[Items from a dataset]
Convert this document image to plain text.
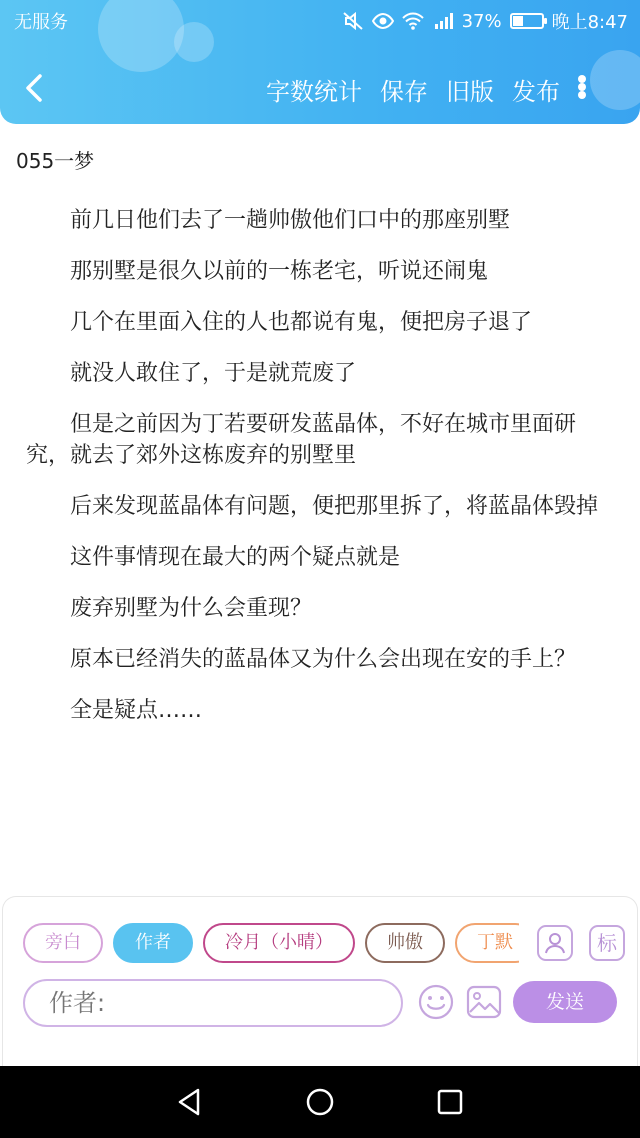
无服务	37%	晚上8:47
字数统计 保存 旧版 发布
055一梦

前几日他们去了一趟帅傲他们口中的那座别墅

那别墅是很久以前的一栋老宅，听说还闹鬼

几个在里面入住的人也都说有鬼，便把房子退了

就没人敢住了，于是就荒废了

但是之前因为丁若要研发蓝晶体，不好在城市里面研究，就去了郊外这栋废弃的别墅里

后来发现蓝晶体有问题，便把那里拆了，将蓝晶体毁掉

这件事情现在最大的两个疑点就是

废弃别墅为什么会重现？

原本已经消失的蓝晶体又为什么会出现在安的手上？

全是疑点……

旁白	作者	冷月（小晴）	帅傲	丁默	标
作者:
发送
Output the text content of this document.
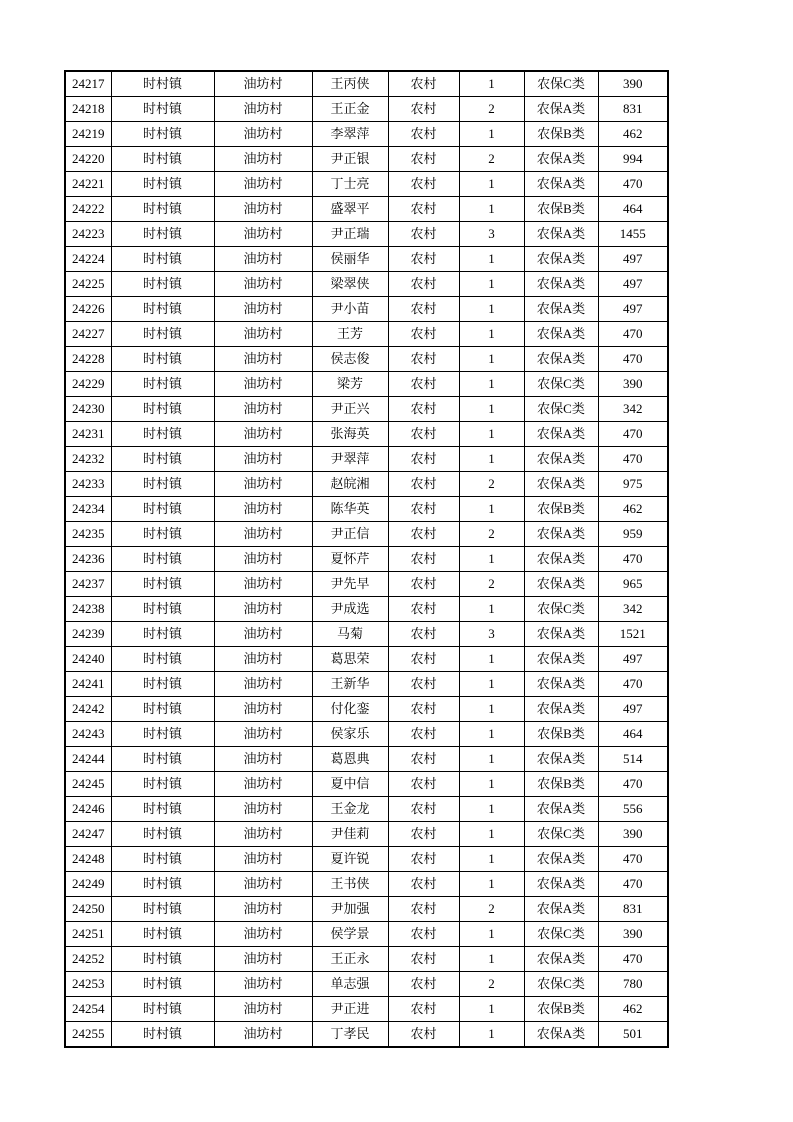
24217	时村镇	油坊村	王丙侠	农村	1	农保C类	390
24218	时村镇	油坊村	王正金	农村	2	农保A类	831
24219	时村镇	油坊村	李翠萍	农村	1	农保B类	462
24220	时村镇	油坊村	尹正银	农村	2	农保A类	994
24221	时村镇	油坊村	丁士亮	农村	1	农保A类	470
24222	时村镇	油坊村	盛翠平	农村	1	农保B类	464
24223	时村镇	油坊村	尹正瑞	农村	3	农保A类	1455
24224	时村镇	油坊村	侯丽华	农村	1	农保A类	497
24225	时村镇	油坊村	梁翠侠	农村	1	农保A类	497
24226	时村镇	油坊村	尹小苗	农村	1	农保A类	497
24227	时村镇	油坊村	王芳	农村	1	农保A类	470
24228	时村镇	油坊村	侯志俊	农村	1	农保A类	470
24229	时村镇	油坊村	梁芳	农村	1	农保C类	390
24230	时村镇	油坊村	尹正兴	农村	1	农保C类	342
24231	时村镇	油坊村	张海英	农村	1	农保A类	470
24232	时村镇	油坊村	尹翠萍	农村	1	农保A类	470
24233	时村镇	油坊村	赵皖湘	农村	2	农保A类	975
24234	时村镇	油坊村	陈华英	农村	1	农保B类	462
24235	时村镇	油坊村	尹正信	农村	2	农保A类	959
24236	时村镇	油坊村	夏怀芹	农村	1	农保A类	470
24237	时村镇	油坊村	尹先早	农村	2	农保A类	965
24238	时村镇	油坊村	尹成选	农村	1	农保C类	342
24239	时村镇	油坊村	马菊	农村	3	农保A类	1521
24240	时村镇	油坊村	葛思荣	农村	1	农保A类	497
24241	时村镇	油坊村	王新华	农村	1	农保A类	470
24242	时村镇	油坊村	付化銮	农村	1	农保A类	497
24243	时村镇	油坊村	侯家乐	农村	1	农保B类	464
24244	时村镇	油坊村	葛恩典	农村	1	农保A类	514
24245	时村镇	油坊村	夏中信	农村	1	农保B类	470
24246	时村镇	油坊村	王金龙	农村	1	农保A类	556
24247	时村镇	油坊村	尹佳莉	农村	1	农保C类	390
24248	时村镇	油坊村	夏许锐	农村	1	农保A类	470
24249	时村镇	油坊村	王书侠	农村	1	农保A类	470
24250	时村镇	油坊村	尹加强	农村	2	农保A类	831
24251	时村镇	油坊村	侯学景	农村	1	农保C类	390
24252	时村镇	油坊村	王正永	农村	1	农保A类	470
24253	时村镇	油坊村	单志强	农村	2	农保C类	780
24254	时村镇	油坊村	尹正进	农村	1	农保B类	462
24255	时村镇	油坊村	丁孝民	农村	1	农保A类	501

What is being asked: Leave the pictures out and reproduce each record exactly as written.

Expected answer:
Convert this document image to plain text.
无服务	37%	晚上8:47
字数统计 保存 旧版 发布
055一梦

前几日他们去了一趟帅傲他们口中的那座别墅

那别墅是很久以前的一栋老宅，听说还闹鬼

几个在里面入住的人也都说有鬼，便把房子退了

就没人敢住了，于是就荒废了

但是之前因为丁若要研发蓝晶体，不好在城市里面研究，就去了郊外这栋废弃的别墅里

后来发现蓝晶体有问题，便把那里拆了，将蓝晶体毁掉

这件事情现在最大的两个疑点就是

废弃别墅为什么会重现？

原本已经消失的蓝晶体又为什么会出现在安的手上？

全是疑点……

旁白	作者	冷月（小晴）	帅傲	丁默	标
作者:
发送
Output the text content of this document.
24217	时村镇	油坊村	王丙侠	农村	1	农保C类	390
24218	时村镇	油坊村	王正金	农村	2	农保A类	831
24219	时村镇	油坊村	李翠萍	农村	1	农保B类	462
24220	时村镇	油坊村	尹正银	农村	2	农保A类	994
24221	时村镇	油坊村	丁士亮	农村	1	农保A类	470
24222	时村镇	油坊村	盛翠平	农村	1	农保B类	464
24223	时村镇	油坊村	尹正瑞	农村	3	农保A类	1455
24224	时村镇	油坊村	侯丽华	农村	1	农保A类	497
24225	时村镇	油坊村	梁翠侠	农村	1	农保A类	497
24226	时村镇	油坊村	尹小苗	农村	1	农保A类	497
24227	时村镇	油坊村	王芳	农村	1	农保A类	470
24228	时村镇	油坊村	侯志俊	农村	1	农保A类	470
24229	时村镇	油坊村	梁芳	农村	1	农保C类	390
24230	时村镇	油坊村	尹正兴	农村	1	农保C类	342
24231	时村镇	油坊村	张海英	农村	1	农保A类	470
24232	时村镇	油坊村	尹翠萍	农村	1	农保A类	470
24233	时村镇	油坊村	赵皖湘	农村	2	农保A类	975
24234	时村镇	油坊村	陈华英	农村	1	农保B类	462
24235	时村镇	油坊村	尹正信	农村	2	农保A类	959
24236	时村镇	油坊村	夏怀芹	农村	1	农保A类	470
24237	时村镇	油坊村	尹先早	农村	2	农保A类	965
24238	时村镇	油坊村	尹成选	农村	1	农保C类	342
24239	时村镇	油坊村	马菊	农村	3	农保A类	1521
24240	时村镇	油坊村	葛思荣	农村	1	农保A类	497
24241	时村镇	油坊村	王新华	农村	1	农保A类	470
24242	时村镇	油坊村	付化銮	农村	1	农保A类	497
24243	时村镇	油坊村	侯家乐	农村	1	农保B类	464
24244	时村镇	油坊村	葛恩典	农村	1	农保A类	514
24245	时村镇	油坊村	夏中信	农村	1	农保B类	470
24246	时村镇	油坊村	王金龙	农村	1	农保A类	556
24247	时村镇	油坊村	尹佳莉	农村	1	农保C类	390
24248	时村镇	油坊村	夏许锐	农村	1	农保A类	470
24249	时村镇	油坊村	王书侠	农村	1	农保A类	470
24250	时村镇	油坊村	尹加强	农村	2	农保A类	831
24251	时村镇	油坊村	侯学景	农村	1	农保C类	390
24252	时村镇	油坊村	王正永	农村	1	农保A类	470
24253	时村镇	油坊村	单志强	农村	2	农保C类	780
24254	时村镇	油坊村	尹正进	农村	1	农保B类	462
24255	时村镇	油坊村	丁孝民	农村	1	农保A类	501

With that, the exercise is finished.